— begin EXERCISE DATA —

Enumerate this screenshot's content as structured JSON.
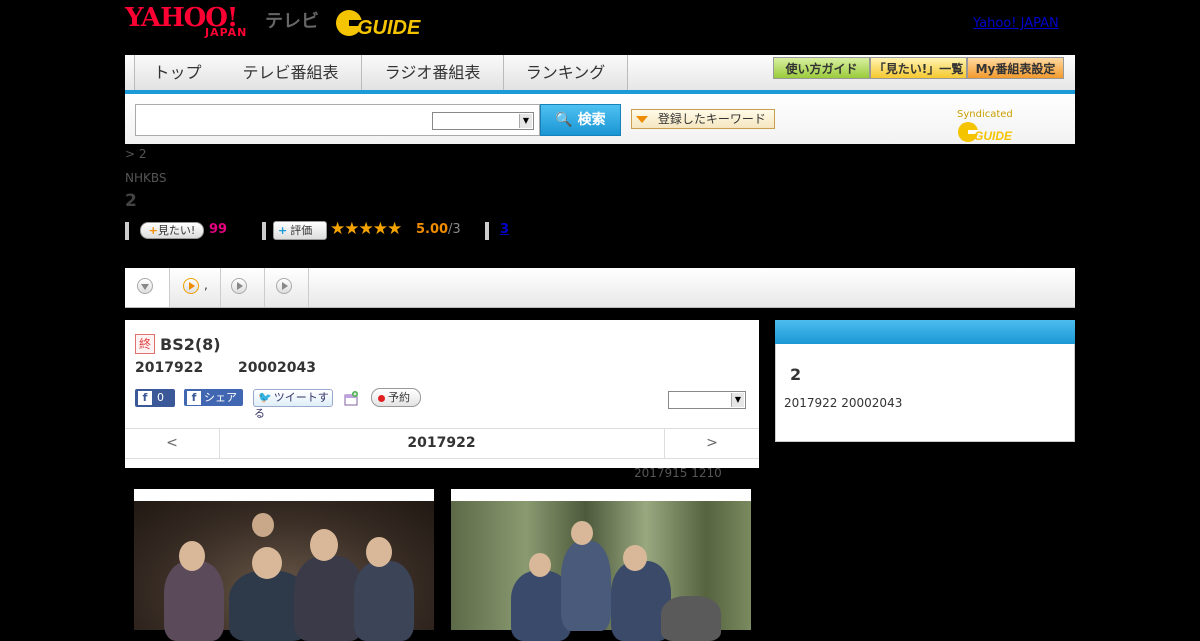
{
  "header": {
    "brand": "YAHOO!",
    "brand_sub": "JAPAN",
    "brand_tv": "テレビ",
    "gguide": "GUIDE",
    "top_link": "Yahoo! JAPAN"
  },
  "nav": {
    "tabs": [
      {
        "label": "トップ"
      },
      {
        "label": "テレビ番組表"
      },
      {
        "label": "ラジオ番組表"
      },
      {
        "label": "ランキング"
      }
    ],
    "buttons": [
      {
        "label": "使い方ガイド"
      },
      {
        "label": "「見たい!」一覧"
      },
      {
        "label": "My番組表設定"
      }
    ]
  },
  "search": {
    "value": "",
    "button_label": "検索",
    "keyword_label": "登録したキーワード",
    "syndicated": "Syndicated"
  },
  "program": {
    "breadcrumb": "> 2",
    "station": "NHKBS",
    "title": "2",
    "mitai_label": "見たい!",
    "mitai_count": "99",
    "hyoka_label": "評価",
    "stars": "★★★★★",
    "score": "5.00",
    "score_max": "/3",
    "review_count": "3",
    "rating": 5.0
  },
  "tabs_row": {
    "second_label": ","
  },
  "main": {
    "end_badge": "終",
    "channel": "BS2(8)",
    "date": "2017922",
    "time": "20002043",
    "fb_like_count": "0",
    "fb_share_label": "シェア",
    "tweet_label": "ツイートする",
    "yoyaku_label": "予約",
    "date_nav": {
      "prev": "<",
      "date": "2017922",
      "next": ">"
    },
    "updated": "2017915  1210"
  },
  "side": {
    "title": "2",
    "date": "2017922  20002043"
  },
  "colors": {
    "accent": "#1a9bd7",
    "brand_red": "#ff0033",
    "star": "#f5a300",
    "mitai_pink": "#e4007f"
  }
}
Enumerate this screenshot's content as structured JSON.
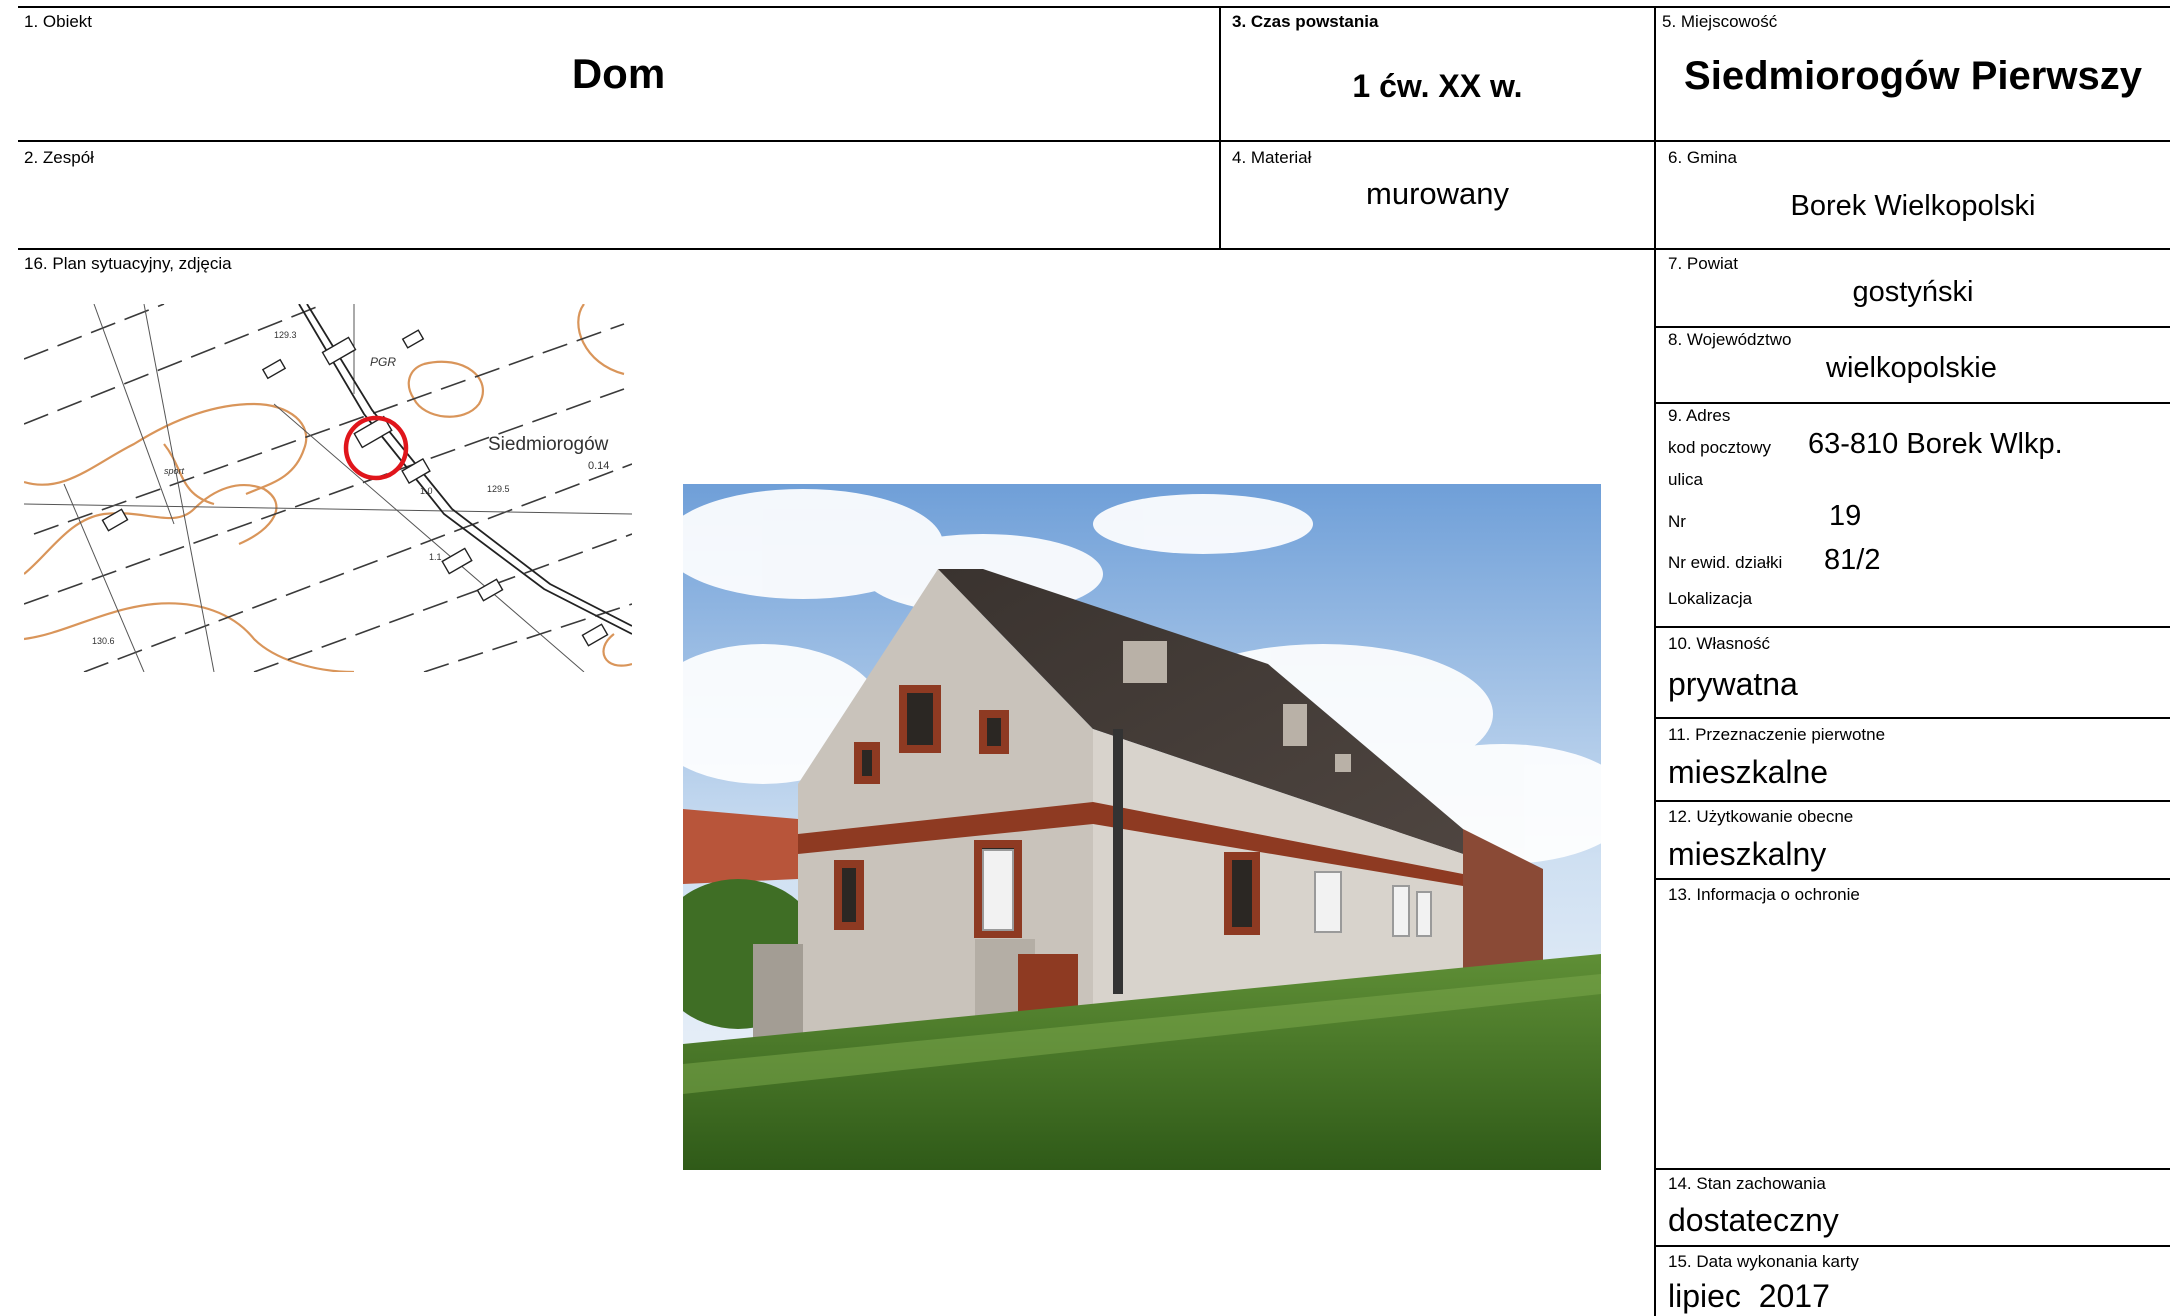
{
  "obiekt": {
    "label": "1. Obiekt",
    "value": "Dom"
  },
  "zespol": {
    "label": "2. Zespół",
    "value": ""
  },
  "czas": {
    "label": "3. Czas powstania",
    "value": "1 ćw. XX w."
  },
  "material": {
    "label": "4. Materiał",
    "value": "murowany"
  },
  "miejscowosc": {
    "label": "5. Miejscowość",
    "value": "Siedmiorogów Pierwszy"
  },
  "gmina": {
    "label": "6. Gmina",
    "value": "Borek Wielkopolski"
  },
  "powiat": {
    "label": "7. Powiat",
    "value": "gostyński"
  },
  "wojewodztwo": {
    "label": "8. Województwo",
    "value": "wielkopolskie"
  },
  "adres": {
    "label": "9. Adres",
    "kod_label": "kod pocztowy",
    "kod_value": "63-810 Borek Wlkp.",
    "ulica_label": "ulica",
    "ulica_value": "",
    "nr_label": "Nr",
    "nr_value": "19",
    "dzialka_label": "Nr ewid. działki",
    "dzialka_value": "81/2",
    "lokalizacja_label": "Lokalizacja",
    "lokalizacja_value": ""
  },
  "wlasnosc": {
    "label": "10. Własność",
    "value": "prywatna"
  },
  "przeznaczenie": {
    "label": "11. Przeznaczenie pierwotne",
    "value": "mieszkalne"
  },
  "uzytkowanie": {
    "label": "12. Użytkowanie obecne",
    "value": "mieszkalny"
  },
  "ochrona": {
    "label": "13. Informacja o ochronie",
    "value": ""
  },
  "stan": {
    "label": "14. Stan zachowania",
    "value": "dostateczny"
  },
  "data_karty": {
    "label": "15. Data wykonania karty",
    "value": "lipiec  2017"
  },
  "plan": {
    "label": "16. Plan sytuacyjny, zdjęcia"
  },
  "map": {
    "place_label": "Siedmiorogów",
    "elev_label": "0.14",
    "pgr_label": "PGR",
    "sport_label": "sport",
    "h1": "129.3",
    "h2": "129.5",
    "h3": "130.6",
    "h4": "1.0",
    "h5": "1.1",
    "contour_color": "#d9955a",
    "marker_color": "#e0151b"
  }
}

— end EXERCISE DATA —
— begin EXERCISE DATA —

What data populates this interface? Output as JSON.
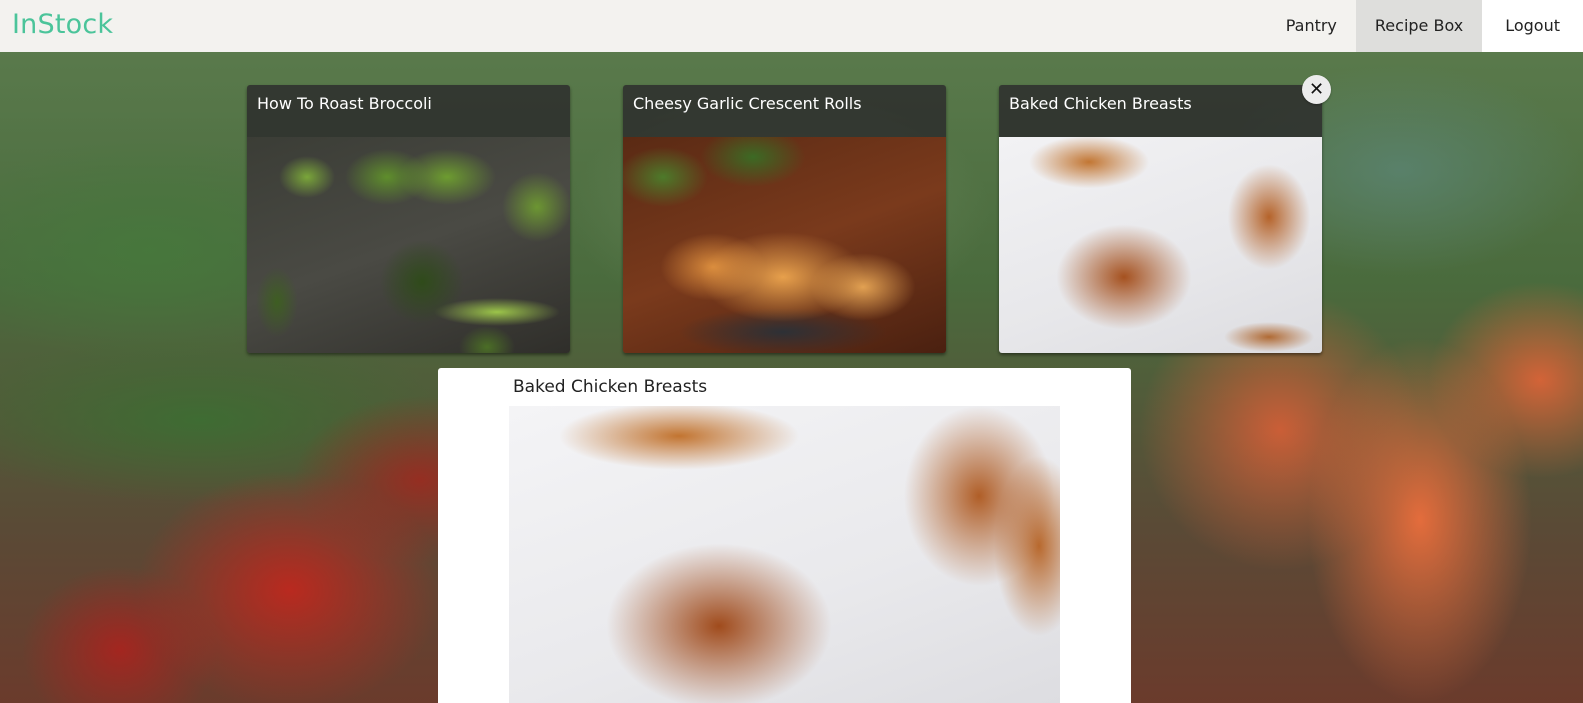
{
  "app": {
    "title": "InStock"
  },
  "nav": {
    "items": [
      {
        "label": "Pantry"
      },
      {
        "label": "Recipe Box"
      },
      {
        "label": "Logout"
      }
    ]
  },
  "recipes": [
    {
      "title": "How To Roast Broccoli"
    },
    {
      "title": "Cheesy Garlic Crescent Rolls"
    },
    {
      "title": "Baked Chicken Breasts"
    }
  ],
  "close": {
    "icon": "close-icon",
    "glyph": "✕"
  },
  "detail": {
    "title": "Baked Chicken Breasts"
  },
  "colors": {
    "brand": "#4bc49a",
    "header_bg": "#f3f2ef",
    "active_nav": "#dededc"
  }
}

— end EXERCISE DATA —

WHAT IS BEING ASKED: Track down every line with the word "Breasts" and copy it.

TASK RESPONSE:
      "title": "Baked Chicken Breasts"
    "title": "Baked Chicken Breasts"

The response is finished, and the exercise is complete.